- **Instructions for the task**
Please quote the items word for word, beginning with their first line and stopping after the line that contains "text-run: /e-pay option".

***

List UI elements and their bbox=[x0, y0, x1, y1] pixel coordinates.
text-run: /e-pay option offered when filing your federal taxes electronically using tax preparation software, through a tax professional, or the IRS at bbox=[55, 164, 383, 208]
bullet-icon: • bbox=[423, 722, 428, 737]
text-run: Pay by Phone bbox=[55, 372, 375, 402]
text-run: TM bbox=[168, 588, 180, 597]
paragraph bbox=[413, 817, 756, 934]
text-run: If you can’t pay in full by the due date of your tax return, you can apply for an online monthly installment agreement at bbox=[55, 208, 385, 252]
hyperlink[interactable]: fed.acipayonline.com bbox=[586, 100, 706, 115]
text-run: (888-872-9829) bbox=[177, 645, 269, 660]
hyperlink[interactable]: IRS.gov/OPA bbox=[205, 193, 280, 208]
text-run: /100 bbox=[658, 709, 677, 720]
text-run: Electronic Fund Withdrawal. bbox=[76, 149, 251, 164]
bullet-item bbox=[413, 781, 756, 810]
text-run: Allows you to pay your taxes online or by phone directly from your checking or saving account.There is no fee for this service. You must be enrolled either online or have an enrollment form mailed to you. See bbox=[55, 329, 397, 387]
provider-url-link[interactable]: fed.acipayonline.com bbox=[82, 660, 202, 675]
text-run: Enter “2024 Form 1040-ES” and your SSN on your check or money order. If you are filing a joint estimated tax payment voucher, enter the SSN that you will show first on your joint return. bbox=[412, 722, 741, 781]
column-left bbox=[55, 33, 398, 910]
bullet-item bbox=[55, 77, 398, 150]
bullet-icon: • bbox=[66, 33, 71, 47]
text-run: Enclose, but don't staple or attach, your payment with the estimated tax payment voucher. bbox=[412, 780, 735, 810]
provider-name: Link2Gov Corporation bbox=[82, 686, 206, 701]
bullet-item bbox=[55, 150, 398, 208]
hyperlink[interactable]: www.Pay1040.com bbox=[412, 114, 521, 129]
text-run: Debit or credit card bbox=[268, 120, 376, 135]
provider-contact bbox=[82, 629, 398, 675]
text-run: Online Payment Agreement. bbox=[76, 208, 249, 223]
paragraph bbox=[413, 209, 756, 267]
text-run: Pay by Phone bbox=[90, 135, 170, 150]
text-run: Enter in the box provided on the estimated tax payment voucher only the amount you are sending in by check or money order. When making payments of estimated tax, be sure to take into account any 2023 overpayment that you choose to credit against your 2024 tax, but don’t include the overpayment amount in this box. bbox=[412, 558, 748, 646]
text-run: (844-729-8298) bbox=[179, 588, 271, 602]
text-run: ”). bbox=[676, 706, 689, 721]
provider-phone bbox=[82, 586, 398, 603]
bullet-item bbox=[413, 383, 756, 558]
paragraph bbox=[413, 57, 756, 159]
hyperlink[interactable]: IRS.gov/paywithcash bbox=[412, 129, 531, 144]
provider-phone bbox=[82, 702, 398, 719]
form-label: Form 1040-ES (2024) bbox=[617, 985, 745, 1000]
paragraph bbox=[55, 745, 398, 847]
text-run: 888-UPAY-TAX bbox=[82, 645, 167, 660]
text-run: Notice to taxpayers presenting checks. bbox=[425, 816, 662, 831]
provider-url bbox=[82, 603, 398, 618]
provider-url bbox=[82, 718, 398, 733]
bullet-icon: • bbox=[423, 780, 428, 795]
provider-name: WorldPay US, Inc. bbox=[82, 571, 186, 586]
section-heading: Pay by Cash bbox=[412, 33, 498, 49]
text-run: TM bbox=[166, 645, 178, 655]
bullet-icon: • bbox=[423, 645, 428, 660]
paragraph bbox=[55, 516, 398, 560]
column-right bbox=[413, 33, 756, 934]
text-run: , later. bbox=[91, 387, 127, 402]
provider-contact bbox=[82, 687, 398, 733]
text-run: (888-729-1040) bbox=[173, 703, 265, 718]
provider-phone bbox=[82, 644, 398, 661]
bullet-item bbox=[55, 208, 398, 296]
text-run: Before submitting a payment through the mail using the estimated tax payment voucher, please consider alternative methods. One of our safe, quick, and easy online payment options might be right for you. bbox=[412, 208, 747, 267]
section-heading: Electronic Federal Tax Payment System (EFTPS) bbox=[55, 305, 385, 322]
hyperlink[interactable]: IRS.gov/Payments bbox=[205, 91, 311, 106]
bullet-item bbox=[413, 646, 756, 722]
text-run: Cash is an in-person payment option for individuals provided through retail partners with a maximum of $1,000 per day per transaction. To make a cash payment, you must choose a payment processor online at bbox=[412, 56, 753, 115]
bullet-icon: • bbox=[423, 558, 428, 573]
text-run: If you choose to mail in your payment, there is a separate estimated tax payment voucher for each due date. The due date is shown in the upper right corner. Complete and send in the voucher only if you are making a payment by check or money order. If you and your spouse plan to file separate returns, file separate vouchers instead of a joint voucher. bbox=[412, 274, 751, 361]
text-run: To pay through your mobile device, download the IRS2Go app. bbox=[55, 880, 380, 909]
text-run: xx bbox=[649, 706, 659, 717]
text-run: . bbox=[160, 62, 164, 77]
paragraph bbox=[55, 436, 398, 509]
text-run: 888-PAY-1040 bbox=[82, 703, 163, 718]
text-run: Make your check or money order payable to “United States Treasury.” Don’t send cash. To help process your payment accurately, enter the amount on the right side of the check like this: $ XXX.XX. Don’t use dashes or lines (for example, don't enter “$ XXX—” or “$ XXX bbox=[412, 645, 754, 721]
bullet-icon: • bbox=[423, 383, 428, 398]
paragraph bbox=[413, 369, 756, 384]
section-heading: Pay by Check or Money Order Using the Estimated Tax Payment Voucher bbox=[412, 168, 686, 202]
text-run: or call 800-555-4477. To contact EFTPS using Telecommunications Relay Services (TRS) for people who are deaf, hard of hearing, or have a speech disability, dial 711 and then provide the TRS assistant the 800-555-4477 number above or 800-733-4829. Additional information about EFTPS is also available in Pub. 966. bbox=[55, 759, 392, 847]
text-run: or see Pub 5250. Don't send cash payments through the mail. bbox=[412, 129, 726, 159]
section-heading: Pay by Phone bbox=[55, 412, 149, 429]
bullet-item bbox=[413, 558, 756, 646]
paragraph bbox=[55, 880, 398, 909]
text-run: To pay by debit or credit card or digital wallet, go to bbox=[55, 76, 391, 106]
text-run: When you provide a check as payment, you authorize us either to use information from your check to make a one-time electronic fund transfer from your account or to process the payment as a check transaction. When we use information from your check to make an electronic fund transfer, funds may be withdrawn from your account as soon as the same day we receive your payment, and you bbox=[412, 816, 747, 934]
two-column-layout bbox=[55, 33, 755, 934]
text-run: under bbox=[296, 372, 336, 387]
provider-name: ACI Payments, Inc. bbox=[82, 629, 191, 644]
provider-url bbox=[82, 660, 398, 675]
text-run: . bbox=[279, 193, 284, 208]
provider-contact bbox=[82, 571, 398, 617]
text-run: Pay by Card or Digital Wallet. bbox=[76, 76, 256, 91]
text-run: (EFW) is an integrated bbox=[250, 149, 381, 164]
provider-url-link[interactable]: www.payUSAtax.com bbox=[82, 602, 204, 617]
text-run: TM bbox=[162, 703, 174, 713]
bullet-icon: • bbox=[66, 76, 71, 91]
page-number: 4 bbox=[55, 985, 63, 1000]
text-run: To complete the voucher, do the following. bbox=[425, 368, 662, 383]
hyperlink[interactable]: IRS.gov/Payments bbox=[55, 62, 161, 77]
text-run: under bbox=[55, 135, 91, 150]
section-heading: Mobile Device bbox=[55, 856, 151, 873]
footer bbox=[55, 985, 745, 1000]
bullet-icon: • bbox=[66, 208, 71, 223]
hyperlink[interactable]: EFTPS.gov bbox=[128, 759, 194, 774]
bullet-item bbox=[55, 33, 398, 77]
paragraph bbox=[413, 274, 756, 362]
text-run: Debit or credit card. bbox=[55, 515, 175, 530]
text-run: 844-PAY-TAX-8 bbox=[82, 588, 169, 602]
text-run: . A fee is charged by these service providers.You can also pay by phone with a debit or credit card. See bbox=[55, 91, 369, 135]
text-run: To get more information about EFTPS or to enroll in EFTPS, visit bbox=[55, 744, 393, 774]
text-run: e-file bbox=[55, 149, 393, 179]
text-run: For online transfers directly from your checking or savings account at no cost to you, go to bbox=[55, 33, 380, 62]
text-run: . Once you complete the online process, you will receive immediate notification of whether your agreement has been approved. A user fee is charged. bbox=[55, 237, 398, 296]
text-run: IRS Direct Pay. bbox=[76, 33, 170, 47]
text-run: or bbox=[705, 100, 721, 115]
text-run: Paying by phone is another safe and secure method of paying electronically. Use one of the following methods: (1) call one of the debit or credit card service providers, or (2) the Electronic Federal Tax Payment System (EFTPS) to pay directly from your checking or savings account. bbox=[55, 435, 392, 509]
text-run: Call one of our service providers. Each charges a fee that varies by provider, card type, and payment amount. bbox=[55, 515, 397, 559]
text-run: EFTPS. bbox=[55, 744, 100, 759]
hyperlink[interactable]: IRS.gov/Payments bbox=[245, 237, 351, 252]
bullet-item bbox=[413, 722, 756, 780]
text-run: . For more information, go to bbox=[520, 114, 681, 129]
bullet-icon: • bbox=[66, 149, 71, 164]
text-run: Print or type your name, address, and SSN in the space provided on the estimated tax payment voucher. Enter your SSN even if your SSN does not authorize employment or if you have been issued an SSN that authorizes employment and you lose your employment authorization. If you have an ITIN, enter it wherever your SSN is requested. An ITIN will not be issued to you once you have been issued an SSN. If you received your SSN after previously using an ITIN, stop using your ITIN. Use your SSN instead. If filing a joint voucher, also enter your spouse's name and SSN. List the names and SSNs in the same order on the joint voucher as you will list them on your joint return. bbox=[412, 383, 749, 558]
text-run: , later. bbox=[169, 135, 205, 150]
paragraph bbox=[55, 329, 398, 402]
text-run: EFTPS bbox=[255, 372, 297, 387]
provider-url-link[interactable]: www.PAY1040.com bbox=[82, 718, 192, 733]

***

- **Finished exercise**
List UI elements and their bbox=[x0, y0, x1, y1] pixel coordinates.
text-run: /e-pay option offered when filing your federal taxes electronically using tax preparation software, through a tax professional, or the IRS at bbox=[55, 164, 383, 208]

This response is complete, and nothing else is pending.